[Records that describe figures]

START

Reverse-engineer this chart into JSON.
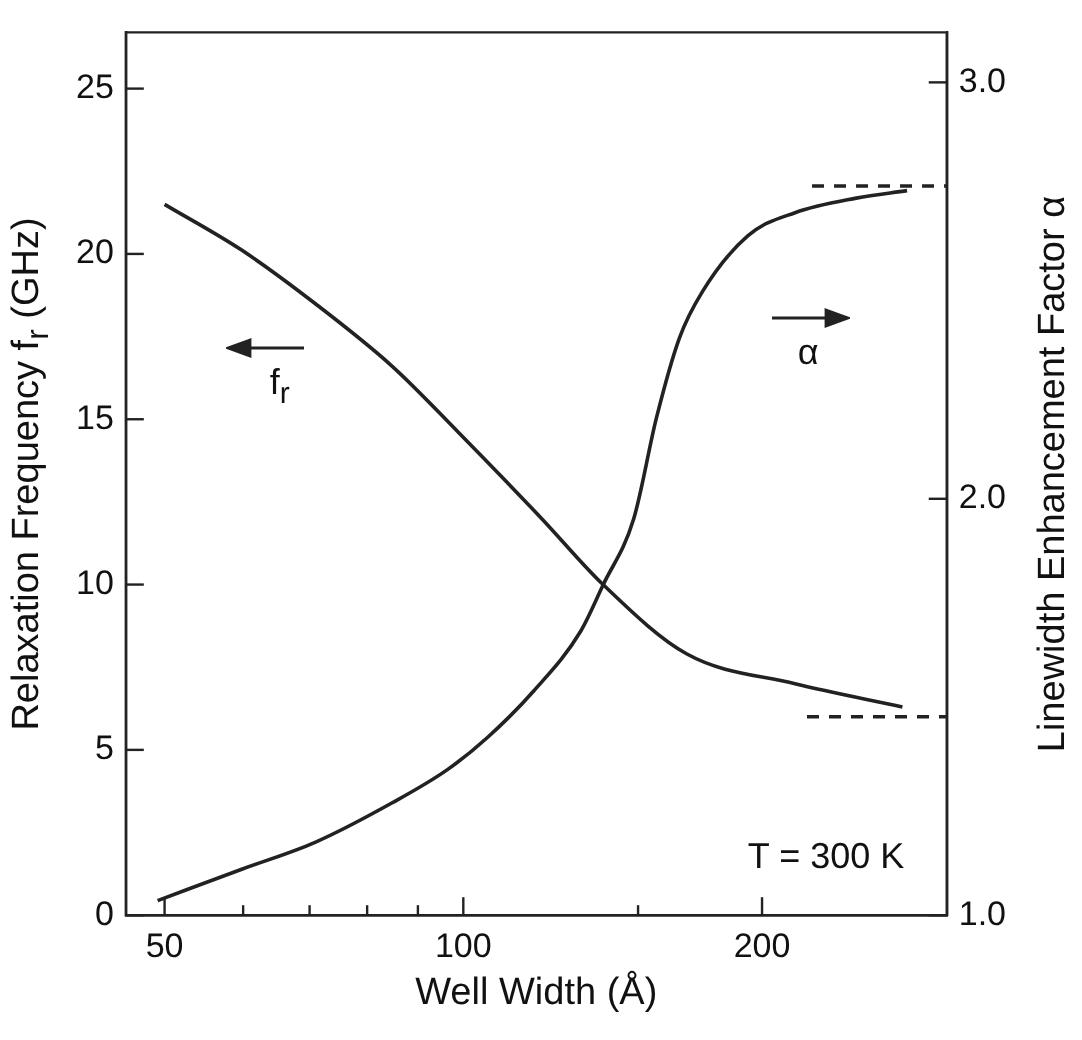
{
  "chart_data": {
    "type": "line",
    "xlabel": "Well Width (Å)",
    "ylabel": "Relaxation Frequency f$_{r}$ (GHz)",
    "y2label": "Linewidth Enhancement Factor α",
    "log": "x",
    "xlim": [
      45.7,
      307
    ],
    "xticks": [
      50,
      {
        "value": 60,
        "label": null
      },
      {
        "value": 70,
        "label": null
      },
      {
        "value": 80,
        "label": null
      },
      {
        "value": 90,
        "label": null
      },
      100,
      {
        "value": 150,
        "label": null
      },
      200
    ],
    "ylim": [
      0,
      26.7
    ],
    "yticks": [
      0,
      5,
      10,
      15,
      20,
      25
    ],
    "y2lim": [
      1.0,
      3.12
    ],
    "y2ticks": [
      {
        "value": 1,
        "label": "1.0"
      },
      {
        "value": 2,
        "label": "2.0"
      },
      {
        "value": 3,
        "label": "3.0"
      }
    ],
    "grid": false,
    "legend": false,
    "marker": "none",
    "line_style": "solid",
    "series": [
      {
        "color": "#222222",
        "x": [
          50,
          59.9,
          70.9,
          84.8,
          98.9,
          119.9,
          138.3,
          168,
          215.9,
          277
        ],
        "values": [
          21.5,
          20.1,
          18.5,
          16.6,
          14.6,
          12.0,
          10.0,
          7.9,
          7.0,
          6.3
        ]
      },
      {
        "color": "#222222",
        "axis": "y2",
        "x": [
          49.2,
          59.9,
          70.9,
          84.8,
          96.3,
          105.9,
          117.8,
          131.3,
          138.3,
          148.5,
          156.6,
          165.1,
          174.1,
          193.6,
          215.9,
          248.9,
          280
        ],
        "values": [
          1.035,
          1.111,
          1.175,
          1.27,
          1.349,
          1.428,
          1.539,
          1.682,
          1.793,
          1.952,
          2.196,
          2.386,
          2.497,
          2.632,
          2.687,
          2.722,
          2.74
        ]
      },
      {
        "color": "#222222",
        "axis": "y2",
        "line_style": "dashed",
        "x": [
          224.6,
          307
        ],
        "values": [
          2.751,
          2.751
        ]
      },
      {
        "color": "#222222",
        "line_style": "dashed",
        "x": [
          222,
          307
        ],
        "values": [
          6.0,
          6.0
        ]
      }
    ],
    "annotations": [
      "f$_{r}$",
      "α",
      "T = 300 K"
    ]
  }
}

END

- [Short problem]:
With the pictures omitted, reproduce the records in full and exactly.

- [Task result]:
Reverse-engineer this chart into JSON.
{
  "chart_data": {
    "type": "line",
    "xlabel": "Well Width (Å)",
    "ylabel": "Relaxation Frequency f$_{r}$ (GHz)",
    "y2label": "Linewidth Enhancement Factor α",
    "log": "x",
    "xlim": [
      45.7,
      307
    ],
    "xticks": [
      50,
      {
        "value": 60,
        "label": null
      },
      {
        "value": 70,
        "label": null
      },
      {
        "value": 80,
        "label": null
      },
      {
        "value": 90,
        "label": null
      },
      100,
      {
        "value": 150,
        "label": null
      },
      200
    ],
    "ylim": [
      0,
      26.7
    ],
    "yticks": [
      0,
      5,
      10,
      15,
      20,
      25
    ],
    "y2lim": [
      1.0,
      3.12
    ],
    "y2ticks": [
      {
        "value": 1,
        "label": "1.0"
      },
      {
        "value": 2,
        "label": "2.0"
      },
      {
        "value": 3,
        "label": "3.0"
      }
    ],
    "grid": false,
    "legend": false,
    "marker": "none",
    "line_style": "solid",
    "series": [
      {
        "color": "#222222",
        "x": [
          50,
          59.9,
          70.9,
          84.8,
          98.9,
          119.9,
          138.3,
          168,
          215.9,
          277
        ],
        "values": [
          21.5,
          20.1,
          18.5,
          16.6,
          14.6,
          12.0,
          10.0,
          7.9,
          7.0,
          6.3
        ]
      },
      {
        "color": "#222222",
        "axis": "y2",
        "x": [
          49.2,
          59.9,
          70.9,
          84.8,
          96.3,
          105.9,
          117.8,
          131.3,
          138.3,
          148.5,
          156.6,
          165.1,
          174.1,
          193.6,
          215.9,
          248.9,
          280
        ],
        "values": [
          1.035,
          1.111,
          1.175,
          1.27,
          1.349,
          1.428,
          1.539,
          1.682,
          1.793,
          1.952,
          2.196,
          2.386,
          2.497,
          2.632,
          2.687,
          2.722,
          2.74
        ]
      },
      {
        "color": "#222222",
        "axis": "y2",
        "line_style": "dashed",
        "x": [
          224.6,
          307
        ],
        "values": [
          2.751,
          2.751
        ]
      },
      {
        "color": "#222222",
        "line_style": "dashed",
        "x": [
          222,
          307
        ],
        "values": [
          6.0,
          6.0
        ]
      }
    ],
    "annotations": [
      "f$_{r}$",
      "α",
      "T = 300 K"
    ]
  }
}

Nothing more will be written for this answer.